● **Goal**
Go through the listing and set it down exactly, leaving out its pictures.

>> begin The records

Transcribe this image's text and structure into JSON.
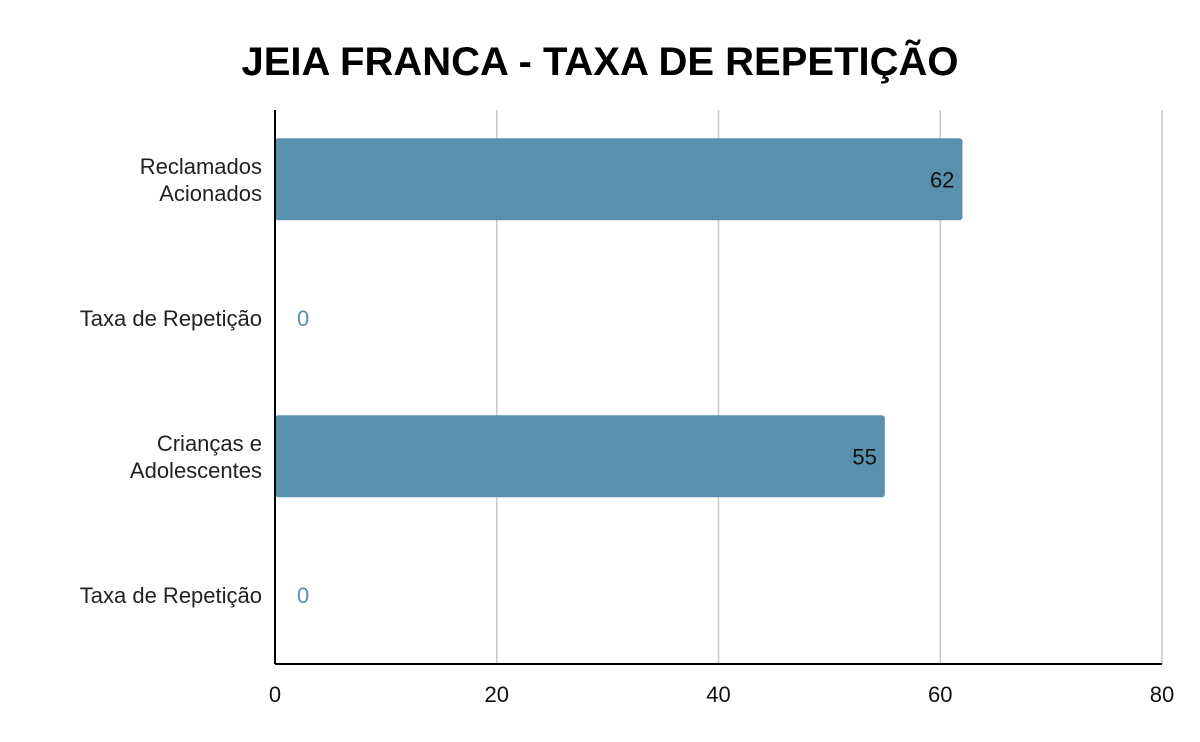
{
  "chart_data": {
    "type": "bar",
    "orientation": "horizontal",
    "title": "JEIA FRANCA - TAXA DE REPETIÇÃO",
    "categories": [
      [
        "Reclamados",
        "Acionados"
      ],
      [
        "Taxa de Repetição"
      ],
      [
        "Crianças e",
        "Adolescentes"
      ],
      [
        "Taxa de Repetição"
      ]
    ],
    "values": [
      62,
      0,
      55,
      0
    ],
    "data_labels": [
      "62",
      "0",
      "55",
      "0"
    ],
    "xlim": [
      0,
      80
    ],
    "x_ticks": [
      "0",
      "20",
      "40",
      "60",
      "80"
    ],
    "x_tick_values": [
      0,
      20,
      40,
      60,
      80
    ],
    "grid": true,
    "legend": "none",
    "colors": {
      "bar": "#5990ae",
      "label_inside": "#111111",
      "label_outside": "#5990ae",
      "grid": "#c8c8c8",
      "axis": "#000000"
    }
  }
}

>> end The records

● **Exercise response**
Transcribe this image's text and structure into JSON.
{
  "chart_data": {
    "type": "bar",
    "orientation": "horizontal",
    "title": "JEIA FRANCA - TAXA DE REPETIÇÃO",
    "categories": [
      [
        "Reclamados",
        "Acionados"
      ],
      [
        "Taxa de Repetição"
      ],
      [
        "Crianças e",
        "Adolescentes"
      ],
      [
        "Taxa de Repetição"
      ]
    ],
    "values": [
      62,
      0,
      55,
      0
    ],
    "data_labels": [
      "62",
      "0",
      "55",
      "0"
    ],
    "xlim": [
      0,
      80
    ],
    "x_ticks": [
      "0",
      "20",
      "40",
      "60",
      "80"
    ],
    "x_tick_values": [
      0,
      20,
      40,
      60,
      80
    ],
    "grid": true,
    "legend": "none",
    "colors": {
      "bar": "#5990ae",
      "label_inside": "#111111",
      "label_outside": "#5990ae",
      "grid": "#c8c8c8",
      "axis": "#000000"
    }
  }
}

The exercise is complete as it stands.